= Element box annotations =

******

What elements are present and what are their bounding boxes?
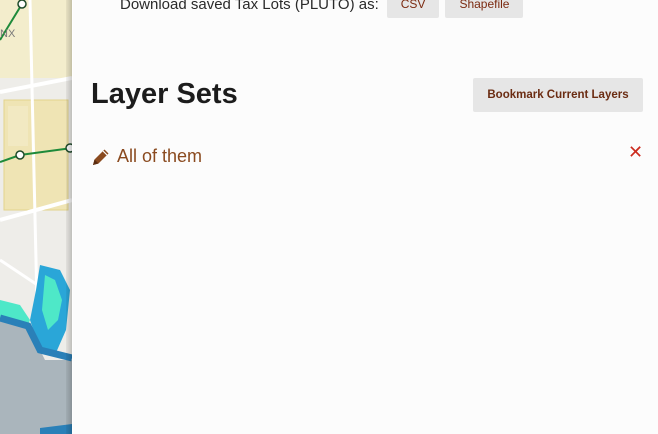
- layer-sets-heading: Layer Sets: [91, 78, 238, 110]
- map-borough-label: NX: [0, 28, 16, 40]
- bookmark-current-layers-button[interactable]: Bookmark Current Layers: [473, 78, 643, 112]
- panel-shadow: [66, 0, 72, 434]
- pencil-icon[interactable]: [91, 147, 111, 167]
- map-view[interactable]: NX: [0, 0, 72, 434]
- layer-set-name[interactable]: All of them: [117, 146, 202, 167]
- map-graphic[interactable]: [0, 0, 72, 434]
- download-shapefile-button[interactable]: Shapefile: [445, 0, 524, 18]
- close-icon[interactable]: ✕: [628, 144, 643, 162]
- app-window: NX Download saved Tax Lots (PLUTO) as: C…: [0, 0, 658, 434]
- download-label: Download saved Tax Lots (PLUTO) as:: [120, 0, 379, 13]
- download-row: Download saved Tax Lots (PLUTO) as: CSV …: [120, 0, 524, 18]
- layer-set-item[interactable]: All of them: [91, 146, 202, 167]
- side-panel: Download saved Tax Lots (PLUTO) as: CSV …: [73, 0, 658, 434]
- download-csv-button[interactable]: CSV: [386, 0, 440, 18]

******

= Exercise requirements =
Can you echo every line of the listing above, leaving out the picture?

= Answer for this exercise =
What elements are present and what are their bounding boxes?
- layer-sets-heading: Layer Sets: [91, 78, 238, 110]
- map-borough-label: NX: [0, 28, 16, 40]
- bookmark-current-layers-button[interactable]: Bookmark Current Layers: [473, 78, 643, 112]
- panel-shadow: [66, 0, 72, 434]
- pencil-icon[interactable]: [91, 147, 111, 167]
- map-view[interactable]: NX: [0, 0, 72, 434]
- layer-set-name[interactable]: All of them: [117, 146, 202, 167]
- map-graphic[interactable]: [0, 0, 72, 434]
- download-shapefile-button[interactable]: Shapefile: [445, 0, 524, 18]
- close-icon[interactable]: ✕: [628, 144, 643, 162]
- app-window: NX Download saved Tax Lots (PLUTO) as: C…: [0, 0, 658, 434]
- download-label: Download saved Tax Lots (PLUTO) as:: [120, 0, 379, 13]
- download-row: Download saved Tax Lots (PLUTO) as: CSV …: [120, 0, 524, 18]
- layer-set-item[interactable]: All of them: [91, 146, 202, 167]
- side-panel: Download saved Tax Lots (PLUTO) as: CSV …: [73, 0, 658, 434]
- download-csv-button[interactable]: CSV: [386, 0, 440, 18]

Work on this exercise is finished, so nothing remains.